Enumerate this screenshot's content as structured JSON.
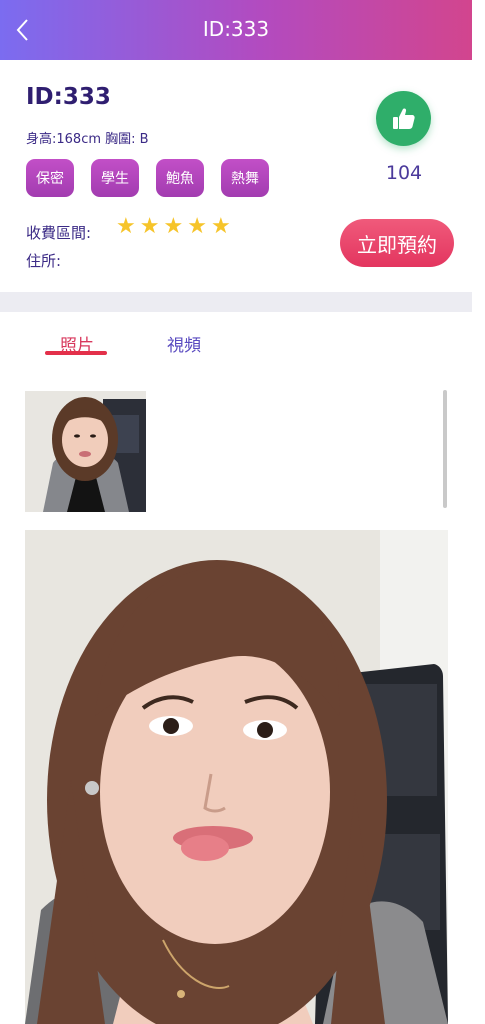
{
  "header": {
    "title": "ID:333"
  },
  "profile": {
    "id_text": "ID:333",
    "stats": "身高:168cm 胸圍: B",
    "tags": [
      "保密",
      "學生",
      "鮑魚",
      "熱舞"
    ],
    "likes": "104",
    "fee_label": "收費區間:",
    "address_label": "住所:",
    "rating": 5,
    "book_label": "立即預約"
  },
  "tabs": {
    "photo": "照片",
    "video": "視頻"
  },
  "colors": {
    "header_start": "#7b6cf0",
    "header_end": "#d2458e",
    "accent_text": "#2f1e70",
    "tag": "#b043bb",
    "like": "#2fae6a",
    "book": "#e3355f",
    "star": "#f6c42a"
  }
}
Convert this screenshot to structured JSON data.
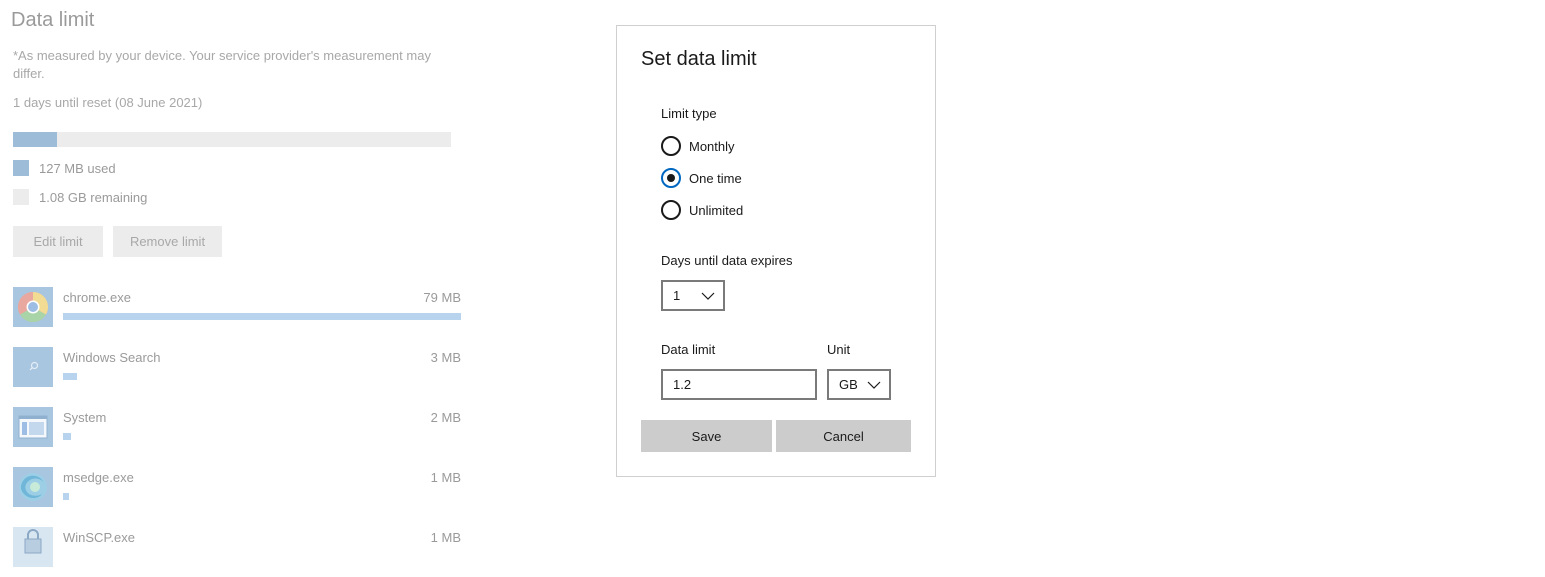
{
  "background": {
    "title": "Data limit",
    "note": "*As measured by your device. Your service provider's measurement may differ.",
    "reset_text": "1 days until reset (08 June 2021)",
    "usage_fraction": 0.1,
    "used_label": "127 MB used",
    "remaining_label": "1.08 GB remaining",
    "edit_button": "Edit limit",
    "remove_button": "Remove limit",
    "apps": [
      {
        "name": "chrome.exe",
        "size": "79 MB",
        "icon": "chrome-icon",
        "fraction": 1.0
      },
      {
        "name": "Windows Search",
        "size": "3 MB",
        "icon": "search-icon",
        "fraction": 0.035
      },
      {
        "name": "System",
        "size": "2 MB",
        "icon": "system-window-icon",
        "fraction": 0.02
      },
      {
        "name": "msedge.exe",
        "size": "1 MB",
        "icon": "edge-icon",
        "fraction": 0.015
      },
      {
        "name": "WinSCP.exe",
        "size": "1 MB",
        "icon": "winscp-icon",
        "fraction": 0.015
      }
    ],
    "colors": {
      "used": "#9dbcd8",
      "remaining": "#ececec",
      "app_bar": "#b7d3ee"
    }
  },
  "dialog": {
    "title": "Set data limit",
    "limit_type_label": "Limit type",
    "options": [
      {
        "label": "Monthly",
        "selected": false
      },
      {
        "label": "One time",
        "selected": true
      },
      {
        "label": "Unlimited",
        "selected": false
      }
    ],
    "days_label": "Days until data expires",
    "days_value": "1",
    "data_limit_label": "Data limit",
    "data_limit_value": "1.2",
    "unit_label": "Unit",
    "unit_value": "GB",
    "save_button": "Save",
    "cancel_button": "Cancel",
    "accent_color": "#0067c0"
  }
}
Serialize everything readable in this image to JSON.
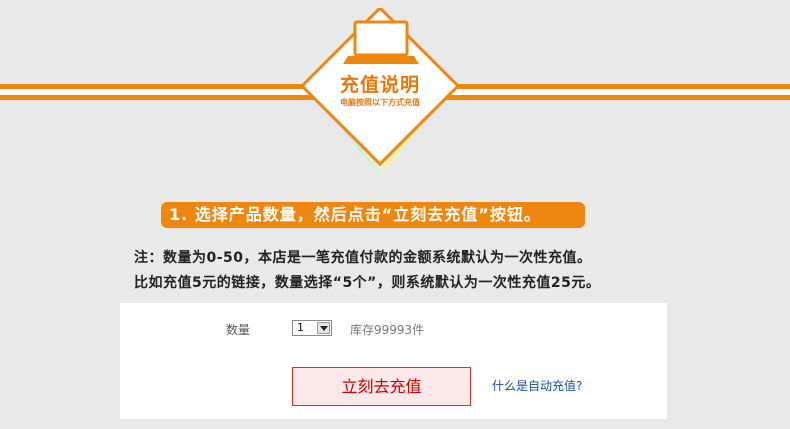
{
  "badge": {
    "title": "充值说明",
    "subtitle": "电脑按照以下方式充值",
    "icon": "laptop-icon",
    "color": "#ee8710"
  },
  "step": {
    "text": "1. 选择产品数量，然后点击“立刻去充值”按钮。"
  },
  "notes": {
    "line1": "注：数量为0-50，本店是一笔充值付款的金额系统默认为一次性充值。",
    "line2": "比如充值5元的链接，数量选择“5个”，则系统默认为一次性充值25元。"
  },
  "form": {
    "qty_label": "数量",
    "qty_value": "1",
    "stock_text": "库存99993件",
    "recharge_button": "立刻去充值",
    "help_link": "什么是自动充值?"
  }
}
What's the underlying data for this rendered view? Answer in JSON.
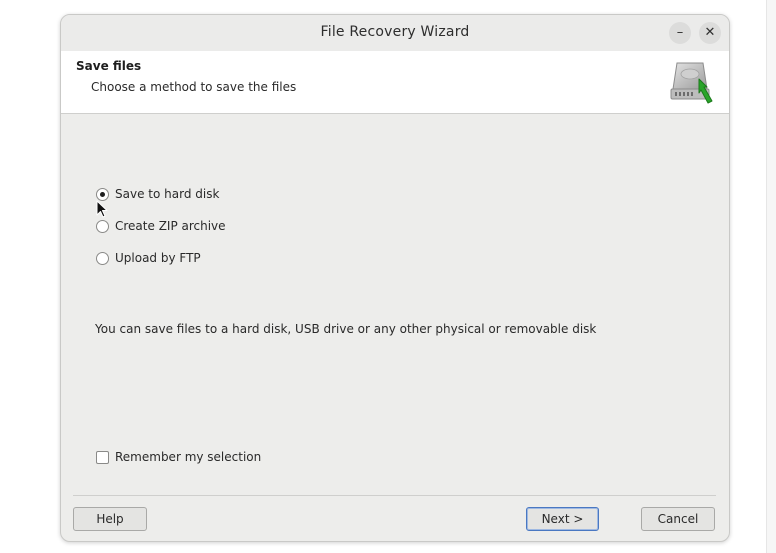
{
  "window": {
    "title": "File Recovery Wizard",
    "minimize_glyph": "–",
    "close_glyph": "✕"
  },
  "header": {
    "title": "Save files",
    "subtitle": "Choose a method to save the files",
    "icon": "hard-disk-save-icon"
  },
  "options": [
    {
      "label": "Save to hard disk",
      "selected": true
    },
    {
      "label": "Create ZIP archive",
      "selected": false
    },
    {
      "label": "Upload by FTP",
      "selected": false
    }
  ],
  "info_text": "You can save files to a hard disk, USB drive or any other physical or removable disk",
  "remember": {
    "label": "Remember my selection",
    "checked": false
  },
  "buttons": {
    "help": "Help",
    "next": "Next >",
    "cancel": "Cancel"
  },
  "colors": {
    "dialog_bg": "#ededeb",
    "header_bg": "#ffffff",
    "default_button_border": "#4a78c2",
    "icon_arrow": "#2aa52a"
  }
}
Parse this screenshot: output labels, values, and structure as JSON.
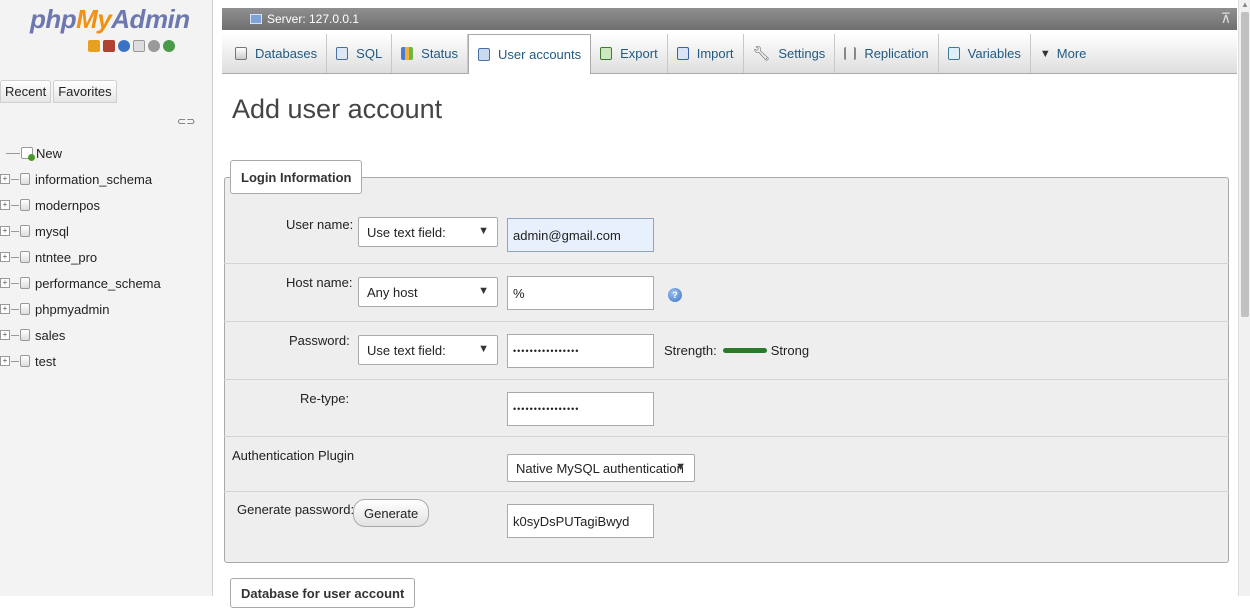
{
  "logo": {
    "php": "php",
    "my": "My",
    "admin": "Admin"
  },
  "nav": {
    "tabs": [
      "Recent",
      "Favorites"
    ],
    "new_label": "New",
    "databases": [
      "information_schema",
      "modernpos",
      "mysql",
      "ntntee_pro",
      "performance_schema",
      "phpmyadmin",
      "sales",
      "test"
    ]
  },
  "server": {
    "title": "Server: 127.0.0.1"
  },
  "tabs": [
    {
      "label": "Databases",
      "icon": "database-icon"
    },
    {
      "label": "SQL",
      "icon": "sql-icon"
    },
    {
      "label": "Status",
      "icon": "status-icon"
    },
    {
      "label": "User accounts",
      "icon": "user-accounts-icon",
      "active": true
    },
    {
      "label": "Export",
      "icon": "export-icon"
    },
    {
      "label": "Import",
      "icon": "import-icon"
    },
    {
      "label": "Settings",
      "icon": "settings-icon"
    },
    {
      "label": "Replication",
      "icon": "replication-icon"
    },
    {
      "label": "Variables",
      "icon": "variables-icon"
    },
    {
      "label": "More",
      "icon": "more-triangle-icon"
    }
  ],
  "page": {
    "title": "Add user account"
  },
  "login": {
    "legend": "Login Information",
    "username_label": "User name:",
    "username_mode": "Use text field:",
    "username_value": "admin@gmail.com",
    "hostname_label": "Host name:",
    "hostname_mode": "Any host",
    "hostname_value": "%",
    "password_label": "Password:",
    "password_mode": "Use text field:",
    "password_value": "••••••••••••••••",
    "strength_label": "Strength:",
    "strength_value": "Strong",
    "retype_label": "Re-type:",
    "retype_value": "••••••••••••••••",
    "auth_label": "Authentication Plugin",
    "auth_value": "Native MySQL authentication",
    "generate_label": "Generate password:",
    "generate_button": "Generate",
    "generated_value": "k0syDsPUTagiBwyd"
  },
  "next_section": {
    "legend": "Database for user account"
  },
  "colors": {
    "accent": "#235a81",
    "strength": "#2a7a2a",
    "logo_blue": "#6c78af",
    "logo_orange": "#f29111"
  }
}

++++

Exercise description:
Every line that holds the word "screenshot" should be extracted.

Task result:
Enumerate this screenshot's content as structured JSON.
Convert this screenshot to structured JSON data.
Parse this screenshot: output labels, values, and structure as JSON.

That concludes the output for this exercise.